====== Task input ======

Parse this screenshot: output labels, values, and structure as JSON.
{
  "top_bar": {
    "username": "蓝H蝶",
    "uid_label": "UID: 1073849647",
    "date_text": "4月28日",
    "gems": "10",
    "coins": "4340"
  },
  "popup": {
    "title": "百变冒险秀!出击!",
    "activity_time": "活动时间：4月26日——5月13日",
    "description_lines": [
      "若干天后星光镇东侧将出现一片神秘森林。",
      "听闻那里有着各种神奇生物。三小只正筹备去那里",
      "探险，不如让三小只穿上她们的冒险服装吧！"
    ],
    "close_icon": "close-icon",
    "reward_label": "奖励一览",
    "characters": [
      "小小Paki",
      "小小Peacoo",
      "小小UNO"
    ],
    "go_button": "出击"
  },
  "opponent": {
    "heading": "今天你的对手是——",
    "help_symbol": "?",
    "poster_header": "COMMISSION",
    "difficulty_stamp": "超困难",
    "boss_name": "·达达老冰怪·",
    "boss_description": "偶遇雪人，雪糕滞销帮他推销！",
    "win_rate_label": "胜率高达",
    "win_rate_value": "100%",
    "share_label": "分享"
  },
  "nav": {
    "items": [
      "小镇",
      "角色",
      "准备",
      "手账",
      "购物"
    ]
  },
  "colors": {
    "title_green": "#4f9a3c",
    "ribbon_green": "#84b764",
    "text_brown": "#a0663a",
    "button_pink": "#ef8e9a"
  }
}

======

_What this task involves_
Repeat the entries above exactly, leaving nothing out.

_Exercise solution_
Parse this screenshot: output labels, values, and structure as JSON.
{
  "top_bar": {
    "username": "蓝H蝶",
    "uid_label": "UID: 1073849647",
    "date_text": "4月28日",
    "gems": "10",
    "coins": "4340"
  },
  "popup": {
    "title": "百变冒险秀!出击!",
    "activity_time": "活动时间：4月26日——5月13日",
    "description_lines": [
      "若干天后星光镇东侧将出现一片神秘森林。",
      "听闻那里有着各种神奇生物。三小只正筹备去那里",
      "探险，不如让三小只穿上她们的冒险服装吧！"
    ],
    "close_icon": "close-icon",
    "reward_label": "奖励一览",
    "characters": [
      "小小Paki",
      "小小Peacoo",
      "小小UNO"
    ],
    "go_button": "出击"
  },
  "opponent": {
    "heading": "今天你的对手是——",
    "help_symbol": "?",
    "poster_header": "COMMISSION",
    "difficulty_stamp": "超困难",
    "boss_name": "·达达老冰怪·",
    "boss_description": "偶遇雪人，雪糕滞销帮他推销！",
    "win_rate_label": "胜率高达",
    "win_rate_value": "100%",
    "share_label": "分享"
  },
  "nav": {
    "items": [
      "小镇",
      "角色",
      "准备",
      "手账",
      "购物"
    ]
  },
  "colors": {
    "title_green": "#4f9a3c",
    "ribbon_green": "#84b764",
    "text_brown": "#a0663a",
    "button_pink": "#ef8e9a"
  }
}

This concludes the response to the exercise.